▼

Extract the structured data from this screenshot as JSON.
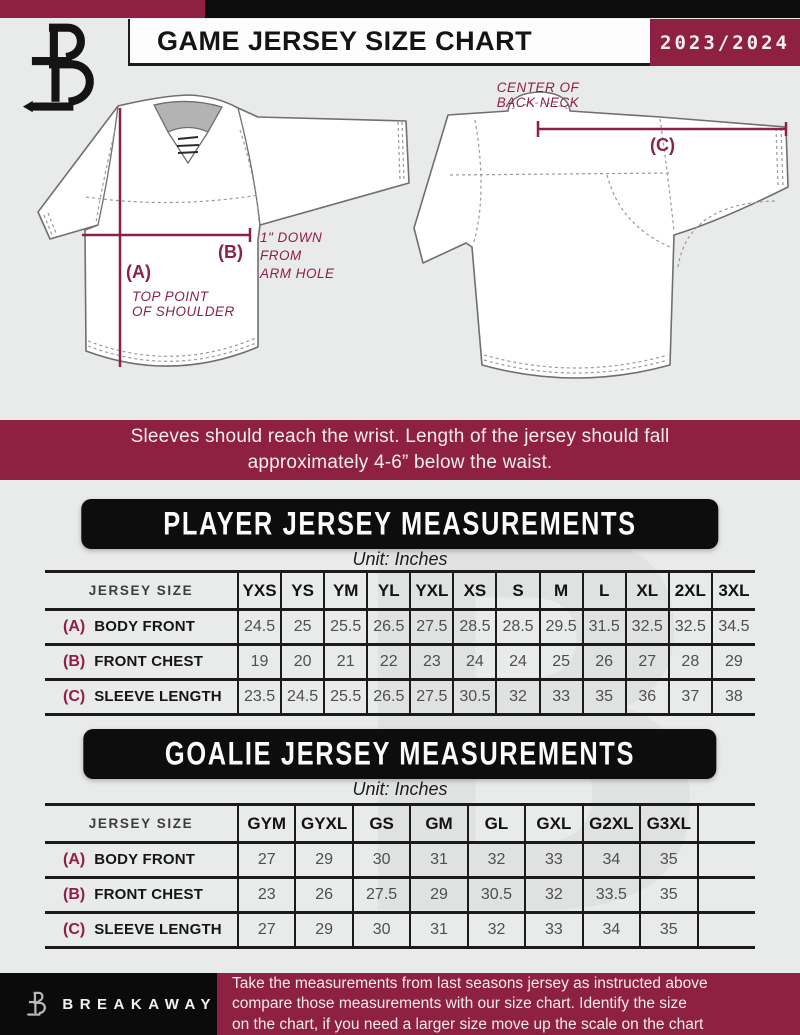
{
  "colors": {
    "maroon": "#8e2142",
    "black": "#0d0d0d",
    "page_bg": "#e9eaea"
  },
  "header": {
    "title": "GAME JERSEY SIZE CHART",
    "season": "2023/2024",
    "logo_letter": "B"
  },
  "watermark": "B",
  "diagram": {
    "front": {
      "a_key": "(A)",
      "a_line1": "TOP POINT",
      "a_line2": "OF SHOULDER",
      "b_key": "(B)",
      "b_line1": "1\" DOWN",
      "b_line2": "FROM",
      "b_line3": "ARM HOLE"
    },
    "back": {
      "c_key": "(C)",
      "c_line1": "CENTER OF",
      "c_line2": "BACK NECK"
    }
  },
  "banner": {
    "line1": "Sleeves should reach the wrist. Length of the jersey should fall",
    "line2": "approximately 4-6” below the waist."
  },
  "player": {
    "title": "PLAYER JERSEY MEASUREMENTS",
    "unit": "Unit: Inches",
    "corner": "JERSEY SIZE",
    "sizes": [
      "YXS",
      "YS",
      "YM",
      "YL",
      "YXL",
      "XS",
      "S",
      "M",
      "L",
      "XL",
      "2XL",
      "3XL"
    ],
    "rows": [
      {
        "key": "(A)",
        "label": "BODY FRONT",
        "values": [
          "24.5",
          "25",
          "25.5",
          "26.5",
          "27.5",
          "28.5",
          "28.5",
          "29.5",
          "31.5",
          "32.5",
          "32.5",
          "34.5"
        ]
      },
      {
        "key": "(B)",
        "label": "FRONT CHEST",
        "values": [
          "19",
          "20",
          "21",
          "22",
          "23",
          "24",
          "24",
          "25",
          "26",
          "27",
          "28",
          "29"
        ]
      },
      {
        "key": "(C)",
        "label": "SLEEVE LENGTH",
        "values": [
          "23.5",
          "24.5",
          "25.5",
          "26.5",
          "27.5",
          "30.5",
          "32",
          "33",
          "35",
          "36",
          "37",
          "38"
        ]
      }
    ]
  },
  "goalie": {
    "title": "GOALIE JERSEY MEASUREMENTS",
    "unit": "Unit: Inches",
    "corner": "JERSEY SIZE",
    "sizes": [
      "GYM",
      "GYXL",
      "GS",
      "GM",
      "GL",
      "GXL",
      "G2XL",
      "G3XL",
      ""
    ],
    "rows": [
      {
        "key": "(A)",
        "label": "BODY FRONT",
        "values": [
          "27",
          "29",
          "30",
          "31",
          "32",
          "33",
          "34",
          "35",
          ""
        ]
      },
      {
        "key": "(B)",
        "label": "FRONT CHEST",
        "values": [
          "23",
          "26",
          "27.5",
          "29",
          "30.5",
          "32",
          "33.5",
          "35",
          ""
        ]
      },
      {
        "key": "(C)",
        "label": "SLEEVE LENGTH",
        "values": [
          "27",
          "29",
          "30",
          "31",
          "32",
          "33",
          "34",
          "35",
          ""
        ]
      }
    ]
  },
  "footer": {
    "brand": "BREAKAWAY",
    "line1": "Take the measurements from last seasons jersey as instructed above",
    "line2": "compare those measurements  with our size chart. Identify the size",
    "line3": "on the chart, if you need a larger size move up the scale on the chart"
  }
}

▲
▼

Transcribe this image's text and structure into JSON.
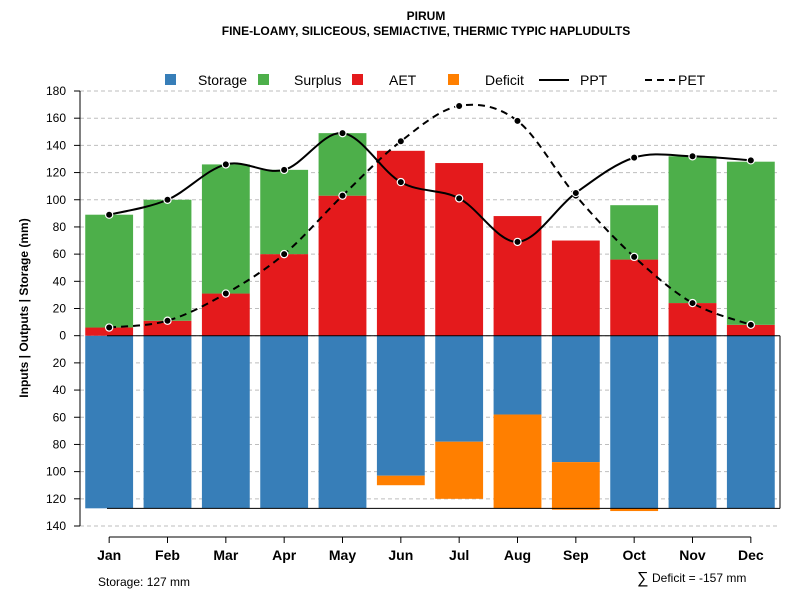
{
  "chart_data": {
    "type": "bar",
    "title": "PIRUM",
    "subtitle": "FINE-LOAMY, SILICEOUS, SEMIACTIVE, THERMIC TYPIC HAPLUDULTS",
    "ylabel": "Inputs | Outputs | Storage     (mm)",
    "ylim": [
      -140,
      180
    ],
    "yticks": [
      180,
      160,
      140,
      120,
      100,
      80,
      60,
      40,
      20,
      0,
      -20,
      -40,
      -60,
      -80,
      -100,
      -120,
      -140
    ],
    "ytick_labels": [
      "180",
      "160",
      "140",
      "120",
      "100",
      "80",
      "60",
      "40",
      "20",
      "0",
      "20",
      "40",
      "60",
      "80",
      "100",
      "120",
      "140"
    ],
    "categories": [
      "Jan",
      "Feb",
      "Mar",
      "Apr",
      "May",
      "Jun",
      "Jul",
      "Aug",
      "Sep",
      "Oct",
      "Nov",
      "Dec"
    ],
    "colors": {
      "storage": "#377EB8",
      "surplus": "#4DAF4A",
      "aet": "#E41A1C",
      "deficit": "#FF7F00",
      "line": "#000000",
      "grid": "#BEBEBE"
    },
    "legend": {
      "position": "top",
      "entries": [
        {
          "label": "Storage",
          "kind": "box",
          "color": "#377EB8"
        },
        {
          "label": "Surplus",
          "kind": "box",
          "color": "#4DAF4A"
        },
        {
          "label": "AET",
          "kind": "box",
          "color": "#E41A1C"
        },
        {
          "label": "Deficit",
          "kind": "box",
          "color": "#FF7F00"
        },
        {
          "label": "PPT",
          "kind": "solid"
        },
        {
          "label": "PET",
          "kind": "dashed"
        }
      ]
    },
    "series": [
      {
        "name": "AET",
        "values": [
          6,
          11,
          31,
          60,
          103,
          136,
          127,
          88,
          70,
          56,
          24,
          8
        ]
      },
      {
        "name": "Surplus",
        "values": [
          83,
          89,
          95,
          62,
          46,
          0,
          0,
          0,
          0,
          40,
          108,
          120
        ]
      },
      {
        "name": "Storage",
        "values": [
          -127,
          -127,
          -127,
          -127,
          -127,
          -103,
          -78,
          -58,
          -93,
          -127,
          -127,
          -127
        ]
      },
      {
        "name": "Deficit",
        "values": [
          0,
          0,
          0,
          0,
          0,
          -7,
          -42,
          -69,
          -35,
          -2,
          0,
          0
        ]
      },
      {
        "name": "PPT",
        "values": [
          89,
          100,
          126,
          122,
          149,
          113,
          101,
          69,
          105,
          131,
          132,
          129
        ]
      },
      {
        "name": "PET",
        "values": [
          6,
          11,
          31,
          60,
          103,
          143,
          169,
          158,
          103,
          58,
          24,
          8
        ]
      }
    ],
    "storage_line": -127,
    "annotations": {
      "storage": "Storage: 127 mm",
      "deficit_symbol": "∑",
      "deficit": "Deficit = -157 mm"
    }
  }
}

▲

→ Written exercise
Using the records above, pull out each line where the word "this" occurs.

→ The reply
Extract the structured data from this screenshot as JSON.
Transcribe this image's text and structure into JSON.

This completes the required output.